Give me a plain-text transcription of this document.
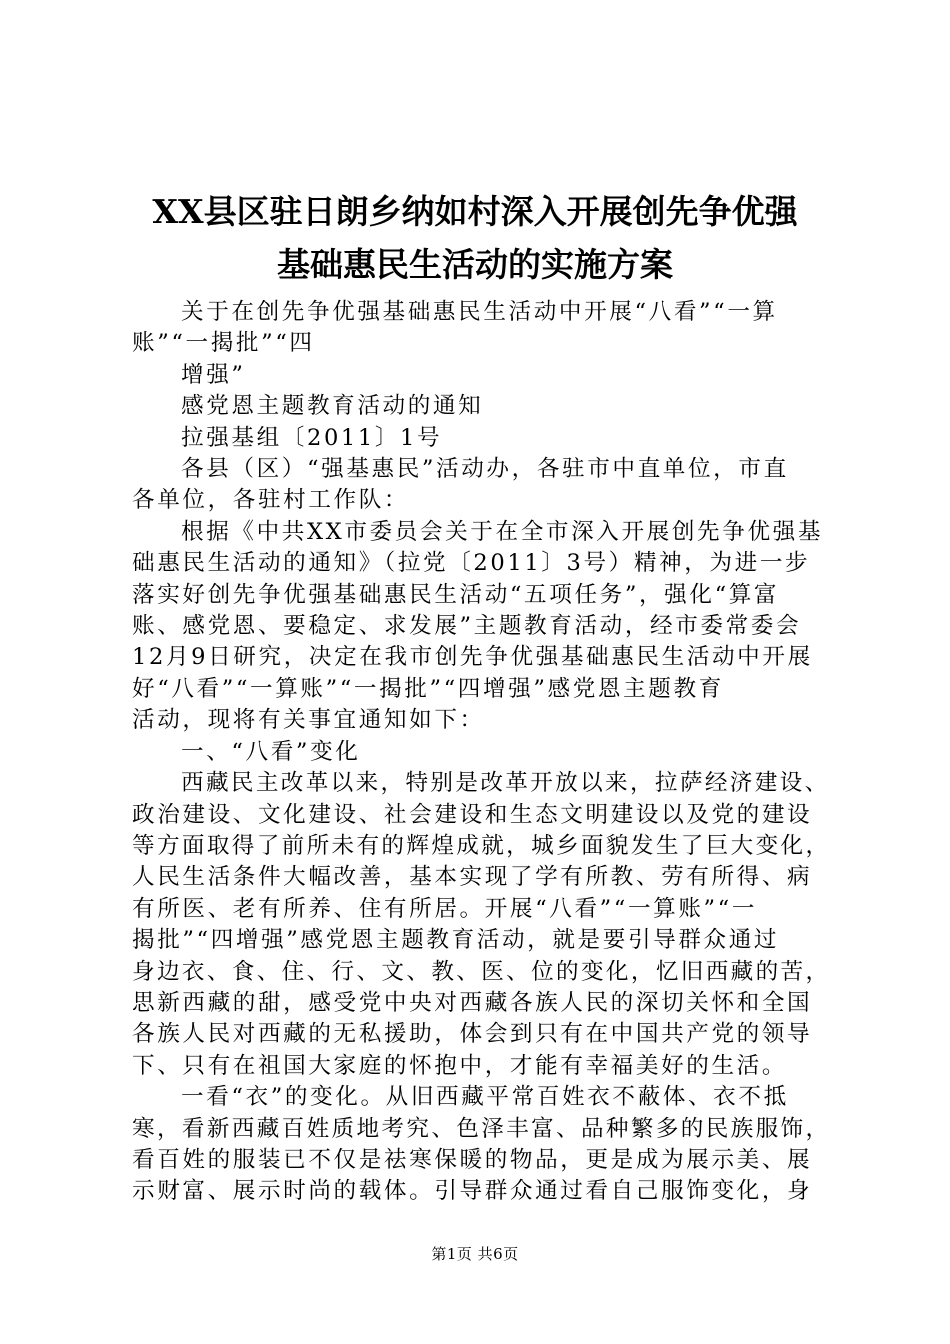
XX县区驻日朗乡纳如村深入开展创先争优强
基础惠民生活动的实施方案
关于在创先争优强基础惠民生活动中开展“八看”“一算
账”“一揭批”“四
增强”
感党恩主题教育活动的通知
拉强基组〔2011〕1号
各县（区）“强基惠民”活动办，各驻市中直单位，市直
各单位，各驻村工作队：
根据《中共XX市委员会关于在全市深入开展创先争优强基
础惠民生活动的通知》（拉党〔2011〕3号）精神，为进一步
落实好创先争优强基础惠民生活动“五项任务”，强化“算富
账、感党恩、要稳定、求发展”主题教育活动，经市委常委会
12月9日研究，决定在我市创先争优强基础惠民生活动中开展
好“八看”“一算账”“一揭批”“四增强”感党恩主题教育
活动，现将有关事宜通知如下：
一、“八看”变化
西藏民主改革以来，特别是改革开放以来，拉萨经济建设、
政治建设、文化建设、社会建设和生态文明建设以及党的建设
等方面取得了前所未有的辉煌成就，城乡面貌发生了巨大变化，
人民生活条件大幅改善，基本实现了学有所教、劳有所得、病
有所医、老有所养、住有所居。开展“八看”“一算账”“一
揭批”“四增强”感党恩主题教育活动，就是要引导群众通过
身边衣、食、住、行、文、教、医、位的变化，忆旧西藏的苦，
思新西藏的甜，感受党中央对西藏各族人民的深切关怀和全国
各族人民对西藏的无私援助，体会到只有在中国共产党的领导
下、只有在祖国大家庭的怀抱中，才能有幸福美好的生活。
一看“衣”的变化。从旧西藏平常百姓衣不蔽体、衣不抵
寒，看新西藏百姓质地考究、色泽丰富、品种繁多的民族服饰，
看百姓的服装已不仅是祛寒保暖的物品，更是成为展示美、展
示财富、展示时尚的载体。引导群众通过看自己服饰变化，身
第1页 共6页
----
# What the task requires
Exactly reproduce each record, leaving out any pictures.

# Result of the task
Give me a plain-text transcription of this document.
XX县区驻日朗乡纳如村深入开展创先争优强
基础惠民生活动的实施方案
关于在创先争优强基础惠民生活动中开展“八看”“一算
账”“一揭批”“四
增强”
感党恩主题教育活动的通知
拉强基组〔2011〕1号
各县（区）“强基惠民”活动办，各驻市中直单位，市直
各单位，各驻村工作队：
根据《中共XX市委员会关于在全市深入开展创先争优强基
础惠民生活动的通知》（拉党〔2011〕3号）精神，为进一步
落实好创先争优强基础惠民生活动“五项任务”，强化“算富
账、感党恩、要稳定、求发展”主题教育活动，经市委常委会
12月9日研究，决定在我市创先争优强基础惠民生活动中开展
好“八看”“一算账”“一揭批”“四增强”感党恩主题教育
活动，现将有关事宜通知如下：
一、“八看”变化
西藏民主改革以来，特别是改革开放以来，拉萨经济建设、
政治建设、文化建设、社会建设和生态文明建设以及党的建设
等方面取得了前所未有的辉煌成就，城乡面貌发生了巨大变化，
人民生活条件大幅改善，基本实现了学有所教、劳有所得、病
有所医、老有所养、住有所居。开展“八看”“一算账”“一
揭批”“四增强”感党恩主题教育活动，就是要引导群众通过
身边衣、食、住、行、文、教、医、位的变化，忆旧西藏的苦，
思新西藏的甜，感受党中央对西藏各族人民的深切关怀和全国
各族人民对西藏的无私援助，体会到只有在中国共产党的领导
下、只有在祖国大家庭的怀抱中，才能有幸福美好的生活。
一看“衣”的变化。从旧西藏平常百姓衣不蔽体、衣不抵
寒，看新西藏百姓质地考究、色泽丰富、品种繁多的民族服饰，
看百姓的服装已不仅是祛寒保暖的物品，更是成为展示美、展
示财富、展示时尚的载体。引导群众通过看自己服饰变化，身
第1页 共6页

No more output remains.